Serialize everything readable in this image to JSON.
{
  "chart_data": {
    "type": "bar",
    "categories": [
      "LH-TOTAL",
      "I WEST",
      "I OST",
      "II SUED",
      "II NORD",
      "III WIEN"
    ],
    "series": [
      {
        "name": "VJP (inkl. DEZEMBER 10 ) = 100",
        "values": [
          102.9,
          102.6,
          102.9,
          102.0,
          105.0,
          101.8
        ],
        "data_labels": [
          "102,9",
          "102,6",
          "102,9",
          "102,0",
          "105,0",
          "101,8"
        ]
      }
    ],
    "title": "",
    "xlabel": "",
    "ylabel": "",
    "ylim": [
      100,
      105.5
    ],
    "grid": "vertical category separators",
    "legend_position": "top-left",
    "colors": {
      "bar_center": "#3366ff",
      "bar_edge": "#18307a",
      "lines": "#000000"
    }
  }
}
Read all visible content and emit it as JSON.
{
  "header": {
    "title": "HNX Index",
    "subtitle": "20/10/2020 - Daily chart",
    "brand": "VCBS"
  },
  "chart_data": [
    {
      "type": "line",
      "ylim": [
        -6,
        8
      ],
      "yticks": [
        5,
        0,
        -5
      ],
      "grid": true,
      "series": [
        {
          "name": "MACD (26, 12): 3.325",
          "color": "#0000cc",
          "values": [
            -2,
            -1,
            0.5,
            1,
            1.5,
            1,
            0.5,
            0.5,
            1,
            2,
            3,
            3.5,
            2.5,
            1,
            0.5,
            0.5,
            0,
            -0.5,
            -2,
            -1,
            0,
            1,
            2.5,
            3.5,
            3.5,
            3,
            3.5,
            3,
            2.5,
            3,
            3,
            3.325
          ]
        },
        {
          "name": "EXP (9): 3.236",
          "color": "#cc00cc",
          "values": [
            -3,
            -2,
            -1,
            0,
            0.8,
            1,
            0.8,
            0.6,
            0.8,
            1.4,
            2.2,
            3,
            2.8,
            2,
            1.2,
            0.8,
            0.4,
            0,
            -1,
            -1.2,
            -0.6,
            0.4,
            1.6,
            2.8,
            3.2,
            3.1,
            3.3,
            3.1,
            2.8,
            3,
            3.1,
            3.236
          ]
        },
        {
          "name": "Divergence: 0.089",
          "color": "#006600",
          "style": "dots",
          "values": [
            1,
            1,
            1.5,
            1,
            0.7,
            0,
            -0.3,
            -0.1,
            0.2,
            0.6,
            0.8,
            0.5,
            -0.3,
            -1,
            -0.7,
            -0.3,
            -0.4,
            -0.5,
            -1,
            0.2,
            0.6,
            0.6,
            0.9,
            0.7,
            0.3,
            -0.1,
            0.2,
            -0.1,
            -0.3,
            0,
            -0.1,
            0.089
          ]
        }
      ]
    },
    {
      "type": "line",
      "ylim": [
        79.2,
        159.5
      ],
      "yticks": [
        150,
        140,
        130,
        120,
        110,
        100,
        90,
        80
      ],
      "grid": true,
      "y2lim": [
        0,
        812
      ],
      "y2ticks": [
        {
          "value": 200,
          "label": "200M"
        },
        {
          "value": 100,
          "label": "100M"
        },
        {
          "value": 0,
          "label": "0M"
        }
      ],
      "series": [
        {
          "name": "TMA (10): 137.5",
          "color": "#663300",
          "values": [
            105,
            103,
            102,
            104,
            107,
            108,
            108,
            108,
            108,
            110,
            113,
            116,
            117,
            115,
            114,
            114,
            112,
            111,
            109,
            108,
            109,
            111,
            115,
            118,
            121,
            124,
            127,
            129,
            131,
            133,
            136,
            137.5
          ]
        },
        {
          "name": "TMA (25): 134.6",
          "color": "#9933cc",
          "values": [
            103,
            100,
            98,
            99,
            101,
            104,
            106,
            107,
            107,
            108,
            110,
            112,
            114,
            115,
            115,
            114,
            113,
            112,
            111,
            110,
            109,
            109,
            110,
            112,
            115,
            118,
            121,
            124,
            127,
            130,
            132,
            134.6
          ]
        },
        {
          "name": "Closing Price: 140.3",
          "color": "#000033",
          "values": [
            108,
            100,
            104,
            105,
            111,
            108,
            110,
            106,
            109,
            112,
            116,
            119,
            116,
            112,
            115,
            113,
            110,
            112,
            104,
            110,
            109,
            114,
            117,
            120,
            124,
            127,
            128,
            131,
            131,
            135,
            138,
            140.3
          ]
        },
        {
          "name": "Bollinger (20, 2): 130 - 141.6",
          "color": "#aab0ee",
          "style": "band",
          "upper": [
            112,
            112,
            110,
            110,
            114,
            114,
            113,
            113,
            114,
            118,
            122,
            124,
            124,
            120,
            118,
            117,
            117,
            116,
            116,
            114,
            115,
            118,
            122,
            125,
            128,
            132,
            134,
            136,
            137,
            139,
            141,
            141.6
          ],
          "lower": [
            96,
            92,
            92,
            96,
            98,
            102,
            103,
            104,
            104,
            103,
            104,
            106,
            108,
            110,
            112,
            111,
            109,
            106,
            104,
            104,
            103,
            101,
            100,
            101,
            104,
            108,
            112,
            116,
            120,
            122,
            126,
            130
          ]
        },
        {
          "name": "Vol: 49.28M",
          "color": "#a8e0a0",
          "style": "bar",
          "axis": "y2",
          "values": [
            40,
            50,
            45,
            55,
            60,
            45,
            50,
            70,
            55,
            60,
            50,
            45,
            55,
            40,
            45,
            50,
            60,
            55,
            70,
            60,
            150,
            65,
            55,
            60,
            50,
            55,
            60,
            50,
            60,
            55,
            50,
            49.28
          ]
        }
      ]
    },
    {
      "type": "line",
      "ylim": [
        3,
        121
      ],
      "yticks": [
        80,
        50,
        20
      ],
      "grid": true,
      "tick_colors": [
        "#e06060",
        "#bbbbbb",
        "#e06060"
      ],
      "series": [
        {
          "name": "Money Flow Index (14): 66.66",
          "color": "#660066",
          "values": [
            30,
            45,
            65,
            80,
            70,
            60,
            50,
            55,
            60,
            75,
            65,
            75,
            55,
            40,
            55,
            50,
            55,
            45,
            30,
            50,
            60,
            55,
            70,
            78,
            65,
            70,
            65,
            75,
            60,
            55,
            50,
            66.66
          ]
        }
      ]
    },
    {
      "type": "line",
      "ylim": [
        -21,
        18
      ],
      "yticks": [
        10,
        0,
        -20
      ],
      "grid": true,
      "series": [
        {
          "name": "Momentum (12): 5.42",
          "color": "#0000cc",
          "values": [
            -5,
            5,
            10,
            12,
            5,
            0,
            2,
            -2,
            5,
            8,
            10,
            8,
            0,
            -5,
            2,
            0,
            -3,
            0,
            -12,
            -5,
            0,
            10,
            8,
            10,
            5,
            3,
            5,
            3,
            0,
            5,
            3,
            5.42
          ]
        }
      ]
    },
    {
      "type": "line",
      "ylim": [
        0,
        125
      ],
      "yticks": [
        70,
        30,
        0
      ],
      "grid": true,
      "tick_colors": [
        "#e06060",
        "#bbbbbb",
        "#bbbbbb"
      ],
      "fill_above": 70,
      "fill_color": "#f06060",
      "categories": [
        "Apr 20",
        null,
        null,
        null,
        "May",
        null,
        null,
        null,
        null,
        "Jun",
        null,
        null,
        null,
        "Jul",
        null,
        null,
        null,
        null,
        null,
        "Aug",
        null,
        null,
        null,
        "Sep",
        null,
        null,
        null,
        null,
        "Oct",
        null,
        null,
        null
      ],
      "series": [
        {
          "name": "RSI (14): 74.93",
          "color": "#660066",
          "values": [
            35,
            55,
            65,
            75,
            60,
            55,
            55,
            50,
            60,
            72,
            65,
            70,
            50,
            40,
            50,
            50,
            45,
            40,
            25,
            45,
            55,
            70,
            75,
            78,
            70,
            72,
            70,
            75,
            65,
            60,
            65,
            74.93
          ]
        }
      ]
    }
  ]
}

* THE EXERCISE *
Copy all of the data. Keep every word exactly as it is.

* THE OUTPUT *
Serialize everything readable in this image to JSON.
{
  "chart_data": {
    "type": "bar",
    "categories": [
      "LH-TOTAL",
      "I WEST",
      "I OST",
      "II SUED",
      "II NORD",
      "III WIEN"
    ],
    "series": [
      {
        "name": "VJP (inkl. DEZEMBER 10 ) = 100",
        "values": [
          102.9,
          102.6,
          102.9,
          102.0,
          105.0,
          101.8
        ],
        "data_labels": [
          "102,9",
          "102,6",
          "102,9",
          "102,0",
          "105,0",
          "101,8"
        ]
      }
    ],
    "title": "",
    "xlabel": "",
    "ylabel": "",
    "ylim": [
      100,
      105.5
    ],
    "grid": "vertical category separators",
    "legend_position": "top-left",
    "colors": {
      "bar_center": "#3366ff",
      "bar_edge": "#18307a",
      "lines": "#000000"
    }
  }
}
Read all visible content and emit it as JSON.
{
  "header": {
    "title": "HNX Index",
    "subtitle": "20/10/2020 - Daily chart",
    "brand": "VCBS"
  },
  "chart_data": [
    {
      "type": "line",
      "ylim": [
        -6,
        8
      ],
      "yticks": [
        5,
        0,
        -5
      ],
      "grid": true,
      "series": [
        {
          "name": "MACD (26, 12): 3.325",
          "color": "#0000cc",
          "values": [
            -2,
            -1,
            0.5,
            1,
            1.5,
            1,
            0.5,
            0.5,
            1,
            2,
            3,
            3.5,
            2.5,
            1,
            0.5,
            0.5,
            0,
            -0.5,
            -2,
            -1,
            0,
            1,
            2.5,
            3.5,
            3.5,
            3,
            3.5,
            3,
            2.5,
            3,
            3,
            3.325
          ]
        },
        {
          "name": "EXP (9): 3.236",
          "color": "#cc00cc",
          "values": [
            -3,
            -2,
            -1,
            0,
            0.8,
            1,
            0.8,
            0.6,
            0.8,
            1.4,
            2.2,
            3,
            2.8,
            2,
            1.2,
            0.8,
            0.4,
            0,
            -1,
            -1.2,
            -0.6,
            0.4,
            1.6,
            2.8,
            3.2,
            3.1,
            3.3,
            3.1,
            2.8,
            3,
            3.1,
            3.236
          ]
        },
        {
          "name": "Divergence: 0.089",
          "color": "#006600",
          "style": "dots",
          "values": [
            1,
            1,
            1.5,
            1,
            0.7,
            0,
            -0.3,
            -0.1,
            0.2,
            0.6,
            0.8,
            0.5,
            -0.3,
            -1,
            -0.7,
            -0.3,
            -0.4,
            -0.5,
            -1,
            0.2,
            0.6,
            0.6,
            0.9,
            0.7,
            0.3,
            -0.1,
            0.2,
            -0.1,
            -0.3,
            0,
            -0.1,
            0.089
          ]
        }
      ]
    },
    {
      "type": "line",
      "ylim": [
        79.2,
        159.5
      ],
      "yticks": [
        150,
        140,
        130,
        120,
        110,
        100,
        90,
        80
      ],
      "grid": true,
      "y2lim": [
        0,
        812
      ],
      "y2ticks": [
        {
          "value": 200,
          "label": "200M"
        },
        {
          "value": 100,
          "label": "100M"
        },
        {
          "value": 0,
          "label": "0M"
        }
      ],
      "series": [
        {
          "name": "TMA (10): 137.5",
          "color": "#663300",
          "values": [
            105,
            103,
            102,
            104,
            107,
            108,
            108,
            108,
            108,
            110,
            113,
            116,
            117,
            115,
            114,
            114,
            112,
            111,
            109,
            108,
            109,
            111,
            115,
            118,
            121,
            124,
            127,
            129,
            131,
            133,
            136,
            137.5
          ]
        },
        {
          "name": "TMA (25): 134.6",
          "color": "#9933cc",
          "values": [
            103,
            100,
            98,
            99,
            101,
            104,
            106,
            107,
            107,
            108,
            110,
            112,
            114,
            115,
            115,
            114,
            113,
            112,
            111,
            110,
            109,
            109,
            110,
            112,
            115,
            118,
            121,
            124,
            127,
            130,
            132,
            134.6
          ]
        },
        {
          "name": "Closing Price: 140.3",
          "color": "#000033",
          "values": [
            108,
            100,
            104,
            105,
            111,
            108,
            110,
            106,
            109,
            112,
            116,
            119,
            116,
            112,
            115,
            113,
            110,
            112,
            104,
            110,
            109,
            114,
            117,
            120,
            124,
            127,
            128,
            131,
            131,
            135,
            138,
            140.3
          ]
        },
        {
          "name": "Bollinger (20, 2): 130 - 141.6",
          "color": "#aab0ee",
          "style": "band",
          "upper": [
            112,
            112,
            110,
            110,
            114,
            114,
            113,
            113,
            114,
            118,
            122,
            124,
            124,
            120,
            118,
            117,
            117,
            116,
            116,
            114,
            115,
            118,
            122,
            125,
            128,
            132,
            134,
            136,
            137,
            139,
            141,
            141.6
          ],
          "lower": [
            96,
            92,
            92,
            96,
            98,
            102,
            103,
            104,
            104,
            103,
            104,
            106,
            108,
            110,
            112,
            111,
            109,
            106,
            104,
            104,
            103,
            101,
            100,
            101,
            104,
            108,
            112,
            116,
            120,
            122,
            126,
            130
          ]
        },
        {
          "name": "Vol: 49.28M",
          "color": "#a8e0a0",
          "style": "bar",
          "axis": "y2",
          "values": [
            40,
            50,
            45,
            55,
            60,
            45,
            50,
            70,
            55,
            60,
            50,
            45,
            55,
            40,
            45,
            50,
            60,
            55,
            70,
            60,
            150,
            65,
            55,
            60,
            50,
            55,
            60,
            50,
            60,
            55,
            50,
            49.28
          ]
        }
      ]
    },
    {
      "type": "line",
      "ylim": [
        3,
        121
      ],
      "yticks": [
        80,
        50,
        20
      ],
      "grid": true,
      "tick_colors": [
        "#e06060",
        "#bbbbbb",
        "#e06060"
      ],
      "series": [
        {
          "name": "Money Flow Index (14): 66.66",
          "color": "#660066",
          "values": [
            30,
            45,
            65,
            80,
            70,
            60,
            50,
            55,
            60,
            75,
            65,
            75,
            55,
            40,
            55,
            50,
            55,
            45,
            30,
            50,
            60,
            55,
            70,
            78,
            65,
            70,
            65,
            75,
            60,
            55,
            50,
            66.66
          ]
        }
      ]
    },
    {
      "type": "line",
      "ylim": [
        -21,
        18
      ],
      "yticks": [
        10,
        0,
        -20
      ],
      "grid": true,
      "series": [
        {
          "name": "Momentum (12): 5.42",
          "color": "#0000cc",
          "values": [
            -5,
            5,
            10,
            12,
            5,
            0,
            2,
            -2,
            5,
            8,
            10,
            8,
            0,
            -5,
            2,
            0,
            -3,
            0,
            -12,
            -5,
            0,
            10,
            8,
            10,
            5,
            3,
            5,
            3,
            0,
            5,
            3,
            5.42
          ]
        }
      ]
    },
    {
      "type": "line",
      "ylim": [
        0,
        125
      ],
      "yticks": [
        70,
        30,
        0
      ],
      "grid": true,
      "tick_colors": [
        "#e06060",
        "#bbbbbb",
        "#bbbbbb"
      ],
      "fill_above": 70,
      "fill_color": "#f06060",
      "categories": [
        "Apr 20",
        null,
        null,
        null,
        "May",
        null,
        null,
        null,
        null,
        "Jun",
        null,
        null,
        null,
        "Jul",
        null,
        null,
        null,
        null,
        null,
        "Aug",
        null,
        null,
        null,
        "Sep",
        null,
        null,
        null,
        null,
        "Oct",
        null,
        null,
        null
      ],
      "series": [
        {
          "name": "RSI (14): 74.93",
          "color": "#660066",
          "values": [
            35,
            55,
            65,
            75,
            60,
            55,
            55,
            50,
            60,
            72,
            65,
            70,
            50,
            40,
            50,
            50,
            45,
            40,
            25,
            45,
            55,
            70,
            75,
            78,
            70,
            72,
            70,
            75,
            65,
            60,
            65,
            74.93
          ]
        }
      ]
    }
  ]
}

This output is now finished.